* begin *

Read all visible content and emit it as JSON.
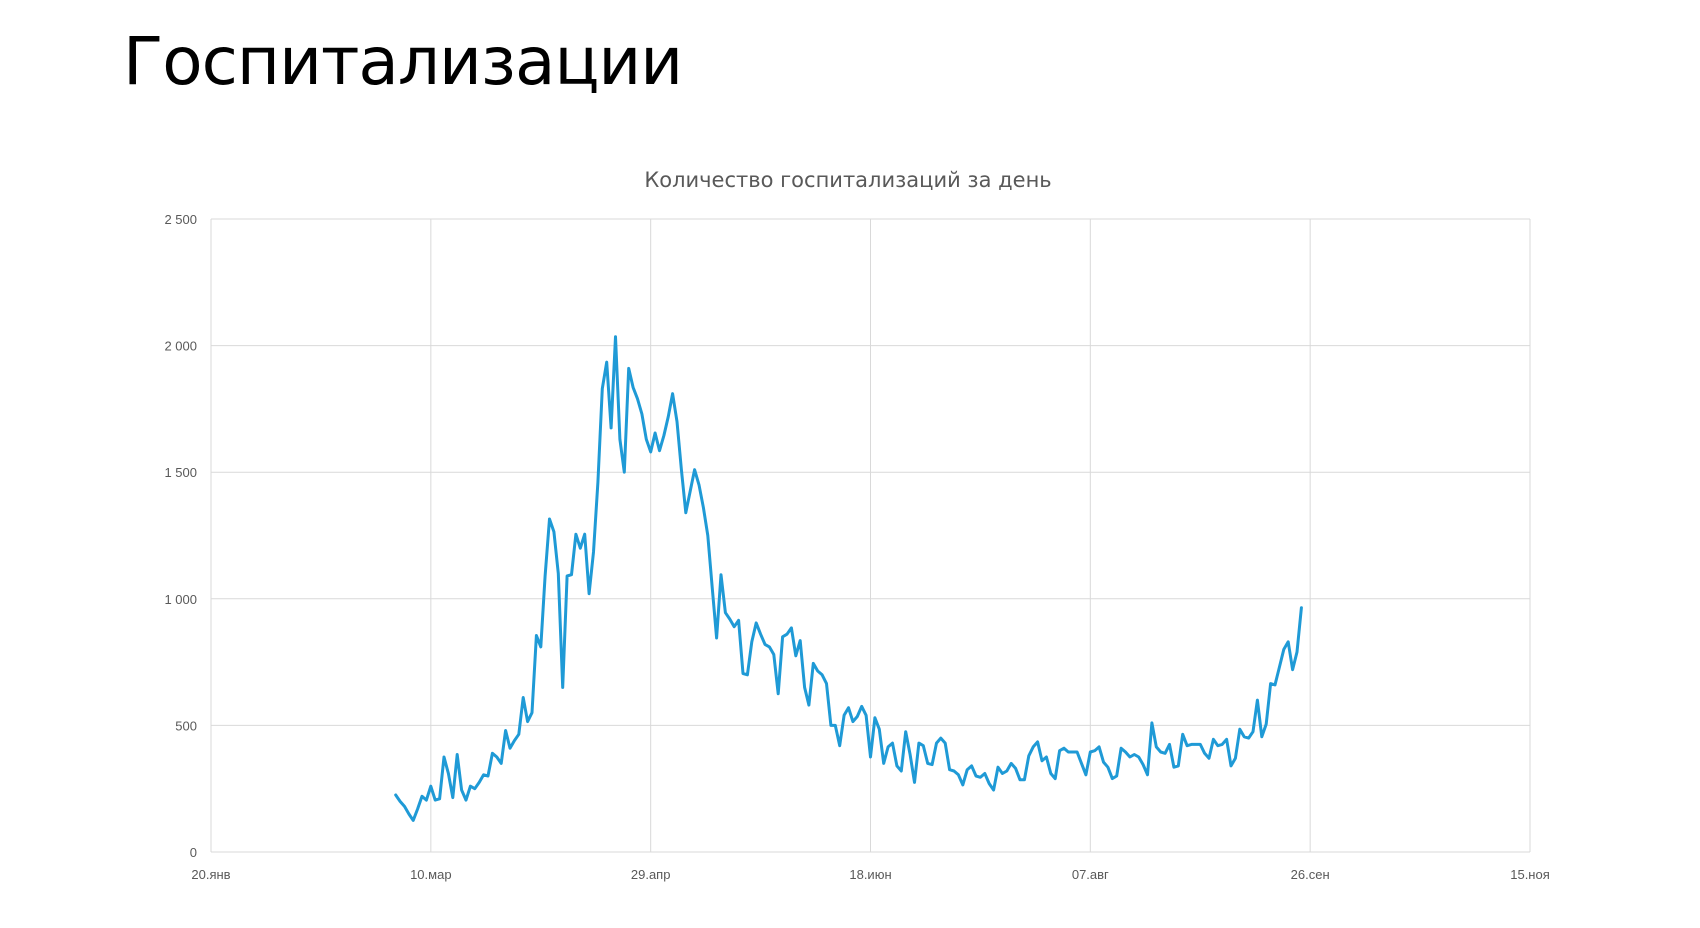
{
  "slide": {
    "title": "Госпитализации"
  },
  "chart_data": {
    "type": "line",
    "title": "Количество госпитализаций за день",
    "xlabel": "",
    "ylabel": "",
    "ylim": [
      0,
      2500
    ],
    "yticks": [
      0,
      500,
      1000,
      1500,
      2000,
      2500
    ],
    "ytick_labels": [
      "0",
      "500",
      "1 000",
      "1 500",
      "2 000",
      "2 500"
    ],
    "xlim": [
      "2020-01-20",
      "2020-11-15"
    ],
    "xticks": [
      "2020-01-20",
      "2020-03-10",
      "2020-04-29",
      "2020-06-18",
      "2020-08-07",
      "2020-09-26",
      "2020-11-15"
    ],
    "xtick_labels": [
      "20.янв",
      "10.мар",
      "29.апр",
      "18.июн",
      "07.авг",
      "26.сен",
      "15.ноя"
    ],
    "grid": true,
    "legend": "none",
    "color": "#1f9ad6",
    "series": [
      {
        "start_date": "2020-03-02",
        "values": [
          225,
          200,
          180,
          150,
          125,
          170,
          220,
          205,
          260,
          205,
          210,
          375,
          310,
          215,
          385,
          245,
          205,
          260,
          250,
          275,
          305,
          300,
          390,
          375,
          350,
          480,
          410,
          440,
          465,
          610,
          515,
          550,
          855,
          810,
          1090,
          1315,
          1265,
          1100,
          650,
          1090,
          1095,
          1255,
          1200,
          1255,
          1020,
          1185,
          1460,
          1830,
          1935,
          1675,
          2035,
          1630,
          1500,
          1910,
          1835,
          1790,
          1730,
          1630,
          1580,
          1655,
          1585,
          1645,
          1720,
          1810,
          1700,
          1510,
          1340,
          1425,
          1510,
          1450,
          1360,
          1250,
          1045,
          845,
          1095,
          945,
          920,
          890,
          915,
          705,
          700,
          830,
          905,
          860,
          820,
          810,
          780,
          625,
          850,
          860,
          885,
          775,
          835,
          650,
          580,
          745,
          715,
          700,
          665,
          500,
          500,
          420,
          540,
          570,
          515,
          535,
          575,
          540,
          375,
          530,
          485,
          350,
          415,
          430,
          340,
          320,
          475,
          385,
          275,
          430,
          420,
          350,
          345,
          430,
          450,
          430,
          325,
          320,
          305,
          265,
          325,
          340,
          300,
          295,
          310,
          270,
          245,
          335,
          310,
          320,
          350,
          330,
          285,
          285,
          380,
          415,
          435,
          360,
          375,
          310,
          290,
          400,
          410,
          395,
          395,
          395,
          350,
          305,
          395,
          400,
          415,
          355,
          335,
          290,
          300,
          410,
          395,
          375,
          385,
          375,
          345,
          305,
          510,
          415,
          395,
          390,
          425,
          335,
          340,
          465,
          420,
          425,
          425,
          425,
          390,
          370,
          445,
          420,
          425,
          445,
          340,
          370,
          485,
          455,
          450,
          475,
          600,
          455,
          505,
          665,
          660,
          730,
          800,
          830,
          720,
          790,
          965
        ]
      }
    ]
  }
}
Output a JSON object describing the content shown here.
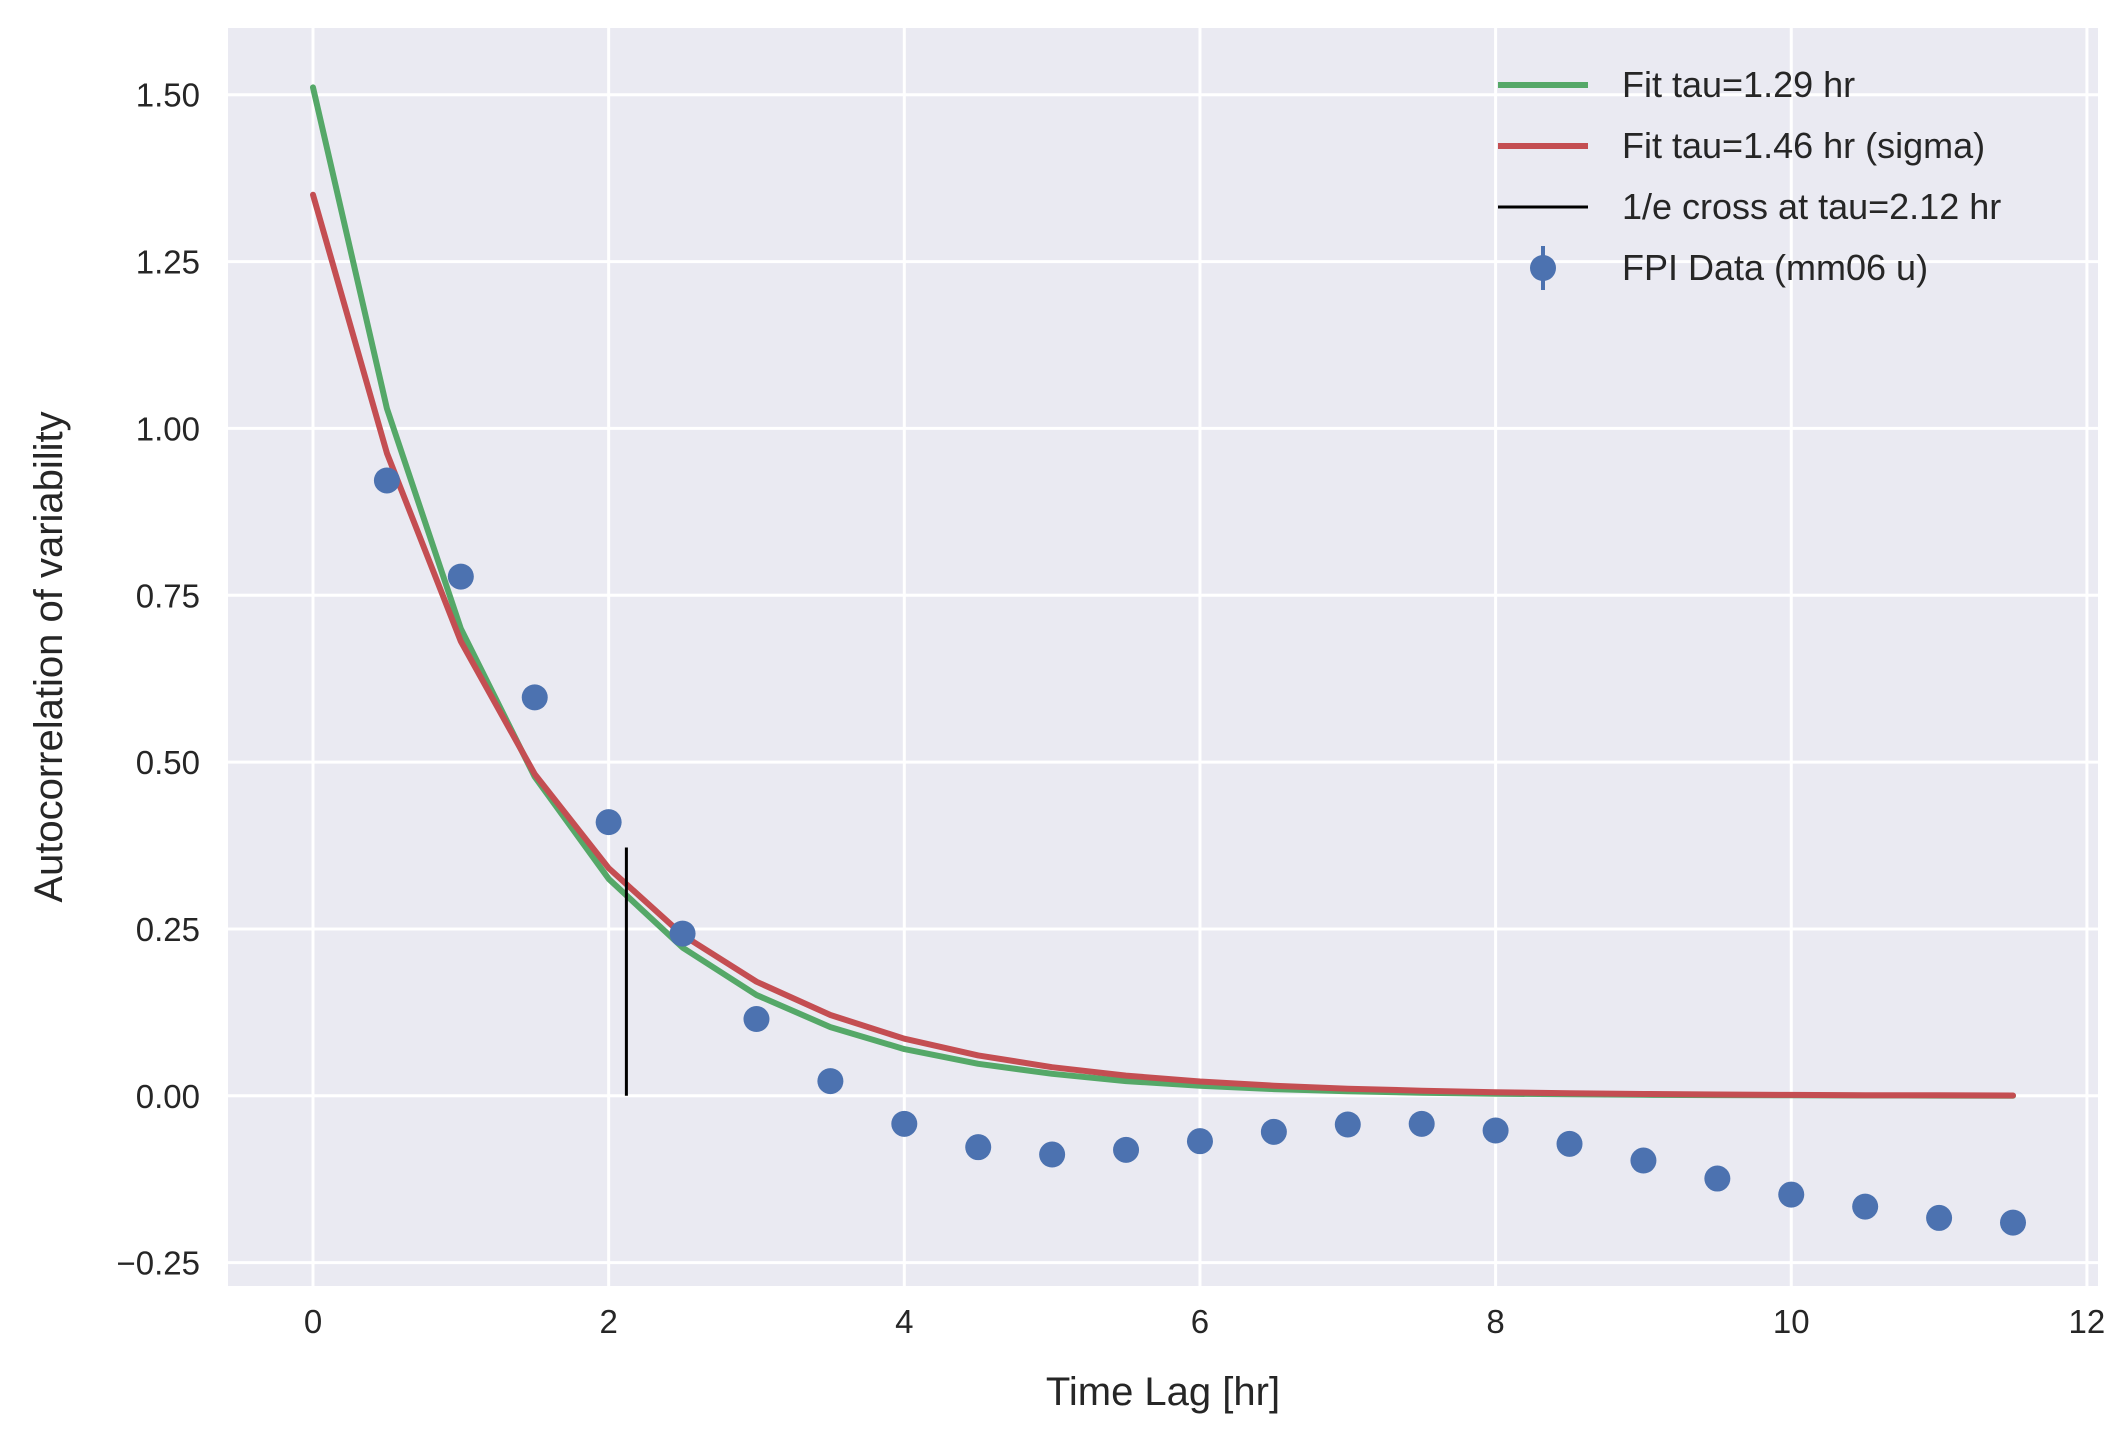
{
  "chart_data": {
    "type": "line",
    "title": "",
    "xlabel": "Time Lag [hr]",
    "ylabel": "Autocorrelation of variability",
    "xlim": [
      -0.575,
      12.075
    ],
    "ylim": [
      -0.285,
      1.6
    ],
    "grid": true,
    "legend_position": "top-right",
    "x_ticks": [
      0,
      2,
      4,
      6,
      8,
      10,
      12
    ],
    "x_tick_labels": [
      "0",
      "2",
      "4",
      "6",
      "8",
      "10",
      "12"
    ],
    "y_ticks": [
      -0.25,
      0.0,
      0.25,
      0.5,
      0.75,
      1.0,
      1.25,
      1.5
    ],
    "y_tick_labels": [
      "−0.25",
      "0.00",
      "0.25",
      "0.50",
      "0.75",
      "1.00",
      "1.25",
      "1.50"
    ],
    "x": [
      0,
      0.5,
      1,
      1.5,
      2,
      2.5,
      3,
      3.5,
      4,
      4.5,
      5,
      5.5,
      6,
      6.5,
      7,
      7.5,
      8,
      8.5,
      9,
      9.5,
      10,
      10.5,
      11,
      11.5
    ],
    "series": [
      {
        "name": "Fit tau=1.29 hr",
        "kind": "line",
        "color": "#55a868",
        "values": [
          1.511,
          1.03,
          0.7,
          0.478,
          0.325,
          0.222,
          0.151,
          0.103,
          0.07,
          0.048,
          0.033,
          0.022,
          0.015,
          0.01,
          0.0069,
          0.0047,
          0.0032,
          0.0022,
          0.0015,
          0.001,
          0.0007,
          0.0005,
          0.0003,
          0.0002
        ]
      },
      {
        "name": "Fit tau=1.46 hr (sigma)",
        "kind": "line",
        "color": "#c44e52",
        "values": [
          1.35,
          0.963,
          0.681,
          0.482,
          0.341,
          0.241,
          0.171,
          0.121,
          0.0856,
          0.0605,
          0.0428,
          0.0303,
          0.0214,
          0.0152,
          0.0107,
          0.0076,
          0.0054,
          0.0038,
          0.0027,
          0.0019,
          0.0013,
          0.0009,
          0.0007,
          0.0005
        ]
      },
      {
        "name": "1/e cross at tau=2.12 hr",
        "kind": "vline",
        "color": "#000000",
        "x": 2.12,
        "y_range": [
          0,
          0.372
        ]
      },
      {
        "name": "FPI Data (mm06 u)",
        "kind": "errorbar",
        "color": "#4c72b0",
        "x": [
          0.5,
          1,
          1.5,
          2,
          2.5,
          3,
          3.5,
          4,
          4.5,
          5,
          5.5,
          6,
          6.5,
          7,
          7.5,
          8,
          8.5,
          9,
          9.5,
          10,
          10.5,
          11,
          11.5
        ],
        "values": [
          0.922,
          0.778,
          0.597,
          0.41,
          0.243,
          0.115,
          0.022,
          -0.042,
          -0.077,
          -0.088,
          -0.081,
          -0.068,
          -0.054,
          -0.043,
          -0.042,
          -0.052,
          -0.072,
          -0.097,
          -0.124,
          -0.148,
          -0.166,
          -0.183,
          -0.19
        ]
      }
    ]
  },
  "style": {
    "axes_background": "#eaeaf2",
    "grid_color": "#ffffff",
    "text_color": "#262626"
  }
}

* end *

WORK TO COMPLETE
Exactly reproduce the entries above, minus the pictures.

SOLUTION FOR THIS TASK
Read all visible content and emit it as JSON.
{
  "slide": {
    "title": "Госпитализации"
  },
  "chart_data": {
    "type": "line",
    "title": "Количество госпитализаций за день",
    "xlabel": "",
    "ylabel": "",
    "ylim": [
      0,
      2500
    ],
    "yticks": [
      0,
      500,
      1000,
      1500,
      2000,
      2500
    ],
    "ytick_labels": [
      "0",
      "500",
      "1 000",
      "1 500",
      "2 000",
      "2 500"
    ],
    "xlim": [
      "2020-01-20",
      "2020-11-15"
    ],
    "xticks": [
      "2020-01-20",
      "2020-03-10",
      "2020-04-29",
      "2020-06-18",
      "2020-08-07",
      "2020-09-26",
      "2020-11-15"
    ],
    "xtick_labels": [
      "20.янв",
      "10.мар",
      "29.апр",
      "18.июн",
      "07.авг",
      "26.сен",
      "15.ноя"
    ],
    "grid": true,
    "legend": "none",
    "color": "#1f9ad6",
    "series": [
      {
        "start_date": "2020-03-02",
        "values": [
          225,
          200,
          180,
          150,
          125,
          170,
          220,
          205,
          260,
          205,
          210,
          375,
          310,
          215,
          385,
          245,
          205,
          260,
          250,
          275,
          305,
          300,
          390,
          375,
          350,
          480,
          410,
          440,
          465,
          610,
          515,
          550,
          855,
          810,
          1090,
          1315,
          1265,
          1100,
          650,
          1090,
          1095,
          1255,
          1200,
          1255,
          1020,
          1185,
          1460,
          1830,
          1935,
          1675,
          2035,
          1630,
          1500,
          1910,
          1835,
          1790,
          1730,
          1630,
          1580,
          1655,
          1585,
          1645,
          1720,
          1810,
          1700,
          1510,
          1340,
          1425,
          1510,
          1450,
          1360,
          1250,
          1045,
          845,
          1095,
          945,
          920,
          890,
          915,
          705,
          700,
          830,
          905,
          860,
          820,
          810,
          780,
          625,
          850,
          860,
          885,
          775,
          835,
          650,
          580,
          745,
          715,
          700,
          665,
          500,
          500,
          420,
          540,
          570,
          515,
          535,
          575,
          540,
          375,
          530,
          485,
          350,
          415,
          430,
          340,
          320,
          475,
          385,
          275,
          430,
          420,
          350,
          345,
          430,
          450,
          430,
          325,
          320,
          305,
          265,
          325,
          340,
          300,
          295,
          310,
          270,
          245,
          335,
          310,
          320,
          350,
          330,
          285,
          285,
          380,
          415,
          435,
          360,
          375,
          310,
          290,
          400,
          410,
          395,
          395,
          395,
          350,
          305,
          395,
          400,
          415,
          355,
          335,
          290,
          300,
          410,
          395,
          375,
          385,
          375,
          345,
          305,
          510,
          415,
          395,
          390,
          425,
          335,
          340,
          465,
          420,
          425,
          425,
          425,
          390,
          370,
          445,
          420,
          425,
          445,
          340,
          370,
          485,
          455,
          450,
          475,
          600,
          455,
          505,
          665,
          660,
          730,
          800,
          830,
          720,
          790,
          965
        ]
      }
    ]
  }
}
Output a JSON object describing the content shown here.
{
  "chart_data": {
    "type": "line",
    "title": "",
    "xlabel": "Time Lag [hr]",
    "ylabel": "Autocorrelation of variability",
    "xlim": [
      -0.575,
      12.075
    ],
    "ylim": [
      -0.285,
      1.6
    ],
    "grid": true,
    "legend_position": "top-right",
    "x_ticks": [
      0,
      2,
      4,
      6,
      8,
      10,
      12
    ],
    "x_tick_labels": [
      "0",
      "2",
      "4",
      "6",
      "8",
      "10",
      "12"
    ],
    "y_ticks": [
      -0.25,
      0.0,
      0.25,
      0.5,
      0.75,
      1.0,
      1.25,
      1.5
    ],
    "y_tick_labels": [
      "−0.25",
      "0.00",
      "0.25",
      "0.50",
      "0.75",
      "1.00",
      "1.25",
      "1.50"
    ],
    "x": [
      0,
      0.5,
      1,
      1.5,
      2,
      2.5,
      3,
      3.5,
      4,
      4.5,
      5,
      5.5,
      6,
      6.5,
      7,
      7.5,
      8,
      8.5,
      9,
      9.5,
      10,
      10.5,
      11,
      11.5
    ],
    "series": [
      {
        "name": "Fit tau=1.29 hr",
        "kind": "line",
        "color": "#55a868",
        "values": [
          1.511,
          1.03,
          0.7,
          0.478,
          0.325,
          0.222,
          0.151,
          0.103,
          0.07,
          0.048,
          0.033,
          0.022,
          0.015,
          0.01,
          0.0069,
          0.0047,
          0.0032,
          0.0022,
          0.0015,
          0.001,
          0.0007,
          0.0005,
          0.0003,
          0.0002
        ]
      },
      {
        "name": "Fit tau=1.46 hr (sigma)",
        "kind": "line",
        "color": "#c44e52",
        "values": [
          1.35,
          0.963,
          0.681,
          0.482,
          0.341,
          0.241,
          0.171,
          0.121,
          0.0856,
          0.0605,
          0.0428,
          0.0303,
          0.0214,
          0.0152,
          0.0107,
          0.0076,
          0.0054,
          0.0038,
          0.0027,
          0.0019,
          0.0013,
          0.0009,
          0.0007,
          0.0005
        ]
      },
      {
        "name": "1/e cross at tau=2.12 hr",
        "kind": "vline",
        "color": "#000000",
        "x": 2.12,
        "y_range": [
          0,
          0.372
        ]
      },
      {
        "name": "FPI Data (mm06 u)",
        "kind": "errorbar",
        "color": "#4c72b0",
        "x": [
          0.5,
          1,
          1.5,
          2,
          2.5,
          3,
          3.5,
          4,
          4.5,
          5,
          5.5,
          6,
          6.5,
          7,
          7.5,
          8,
          8.5,
          9,
          9.5,
          10,
          10.5,
          11,
          11.5
        ],
        "values": [
          0.922,
          0.778,
          0.597,
          0.41,
          0.243,
          0.115,
          0.022,
          -0.042,
          -0.077,
          -0.088,
          -0.081,
          -0.068,
          -0.054,
          -0.043,
          -0.042,
          -0.052,
          -0.072,
          -0.097,
          -0.124,
          -0.148,
          -0.166,
          -0.183,
          -0.19
        ]
      }
    ]
  },
  "style": {
    "axes_background": "#eaeaf2",
    "grid_color": "#ffffff",
    "text_color": "#262626"
  }
}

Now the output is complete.